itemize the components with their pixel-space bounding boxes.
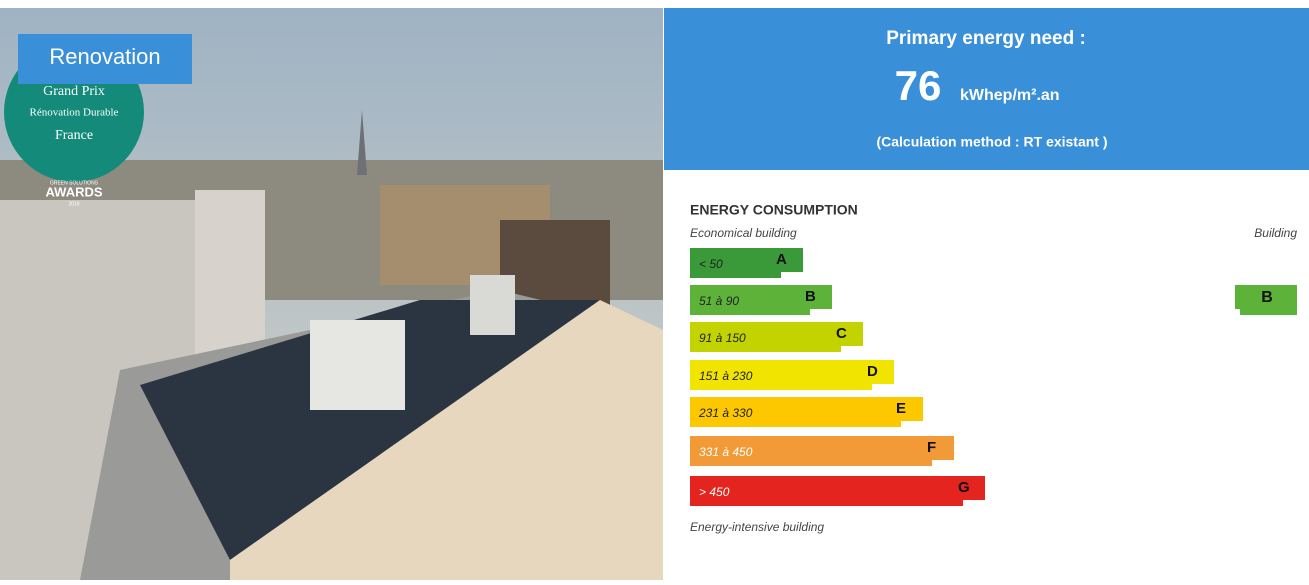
class-range: 151 à 230 xyxy=(699,369,753,383)
page: Grand Prix Rénovation Durable France GRE… xyxy=(0,0,1309,580)
badge-text: AWARDS xyxy=(45,184,102,199)
class-range: < 50 xyxy=(699,257,723,271)
class-range: 51 à 90 xyxy=(699,294,739,308)
building-class-letter: B xyxy=(1261,289,1273,306)
header-title: Primary energy need : xyxy=(886,28,1086,49)
header-unit: kWhep/m².an xyxy=(960,87,1060,104)
badge-text: Grand Prix xyxy=(43,84,105,99)
class-letter: D xyxy=(867,363,878,380)
label-caption: Energy-intensive building xyxy=(690,520,824,534)
header-method: (Calculation method : RT existant ) xyxy=(876,134,1107,150)
class-letter: A xyxy=(776,251,787,268)
badge-text: 2019 xyxy=(68,201,79,207)
class-letter: E xyxy=(896,400,906,417)
class-letter: F xyxy=(927,439,936,456)
label-caption: Building xyxy=(1254,226,1297,240)
class-range: 331 à 450 xyxy=(699,445,753,459)
class-range: 231 à 330 xyxy=(698,406,753,420)
badge-text: Rénovation Durable xyxy=(30,107,119,119)
header-value: 76 xyxy=(895,62,942,109)
class-range: 91 à 150 xyxy=(699,331,746,345)
class-bar xyxy=(690,476,985,500)
label-title: ENERGY CONSUMPTION xyxy=(690,202,858,218)
class-range: > 450 xyxy=(699,485,730,499)
label-caption: Economical building xyxy=(690,226,797,240)
class-letter: C xyxy=(836,325,847,342)
class-letter: B xyxy=(805,288,816,305)
badge-text: France xyxy=(55,128,93,143)
tag: Renovation xyxy=(49,44,160,69)
photo: Grand Prix Rénovation Durable France GRE… xyxy=(0,8,663,580)
class-letter: G xyxy=(958,479,970,496)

**Short problem:**
Rewrite the stretch of the records from the line containing "class-range: 151 à 230 xyxy=(699,369,753,383)" through the end of the records, substituting "badge-label" for every occurrence of "badge-text" and leaving everything else unchanged.

**Response to this task:**
class-range: 151 à 230 xyxy=(699,369,753,383)
page: Grand Prix Rénovation Durable France GRE… xyxy=(0,0,1309,580)
badge-label: AWARDS xyxy=(45,184,102,199)
class-range: < 50 xyxy=(699,257,723,271)
class-range: 51 à 90 xyxy=(699,294,739,308)
building-class-letter: B xyxy=(1261,289,1273,306)
header-title: Primary energy need : xyxy=(886,28,1086,49)
header-unit: kWhep/m².an xyxy=(960,87,1060,104)
badge-label: Grand Prix xyxy=(43,84,105,99)
class-letter: D xyxy=(867,363,878,380)
label-caption: Energy-intensive building xyxy=(690,520,824,534)
header-method: (Calculation method : RT existant ) xyxy=(876,134,1107,150)
class-letter: A xyxy=(776,251,787,268)
badge-label: 2019 xyxy=(68,201,79,207)
class-letter: E xyxy=(896,400,906,417)
class-letter: F xyxy=(927,439,936,456)
label-caption: Building xyxy=(1254,226,1297,240)
class-range: 331 à 450 xyxy=(699,445,753,459)
class-range: 231 à 330 xyxy=(698,406,753,420)
badge-label: Rénovation Durable xyxy=(30,107,119,119)
header-value: 76 xyxy=(895,62,942,109)
class-range: 91 à 150 xyxy=(699,331,746,345)
class-bar xyxy=(690,476,985,500)
label-title: ENERGY CONSUMPTION xyxy=(690,202,858,218)
class-range: > 450 xyxy=(699,485,730,499)
label-caption: Economical building xyxy=(690,226,797,240)
class-letter: C xyxy=(836,325,847,342)
class-letter: B xyxy=(805,288,816,305)
badge-label: France xyxy=(55,128,93,143)
tag: Renovation xyxy=(49,44,160,69)
photo: Grand Prix Rénovation Durable France GRE… xyxy=(0,8,663,580)
class-letter: G xyxy=(958,479,970,496)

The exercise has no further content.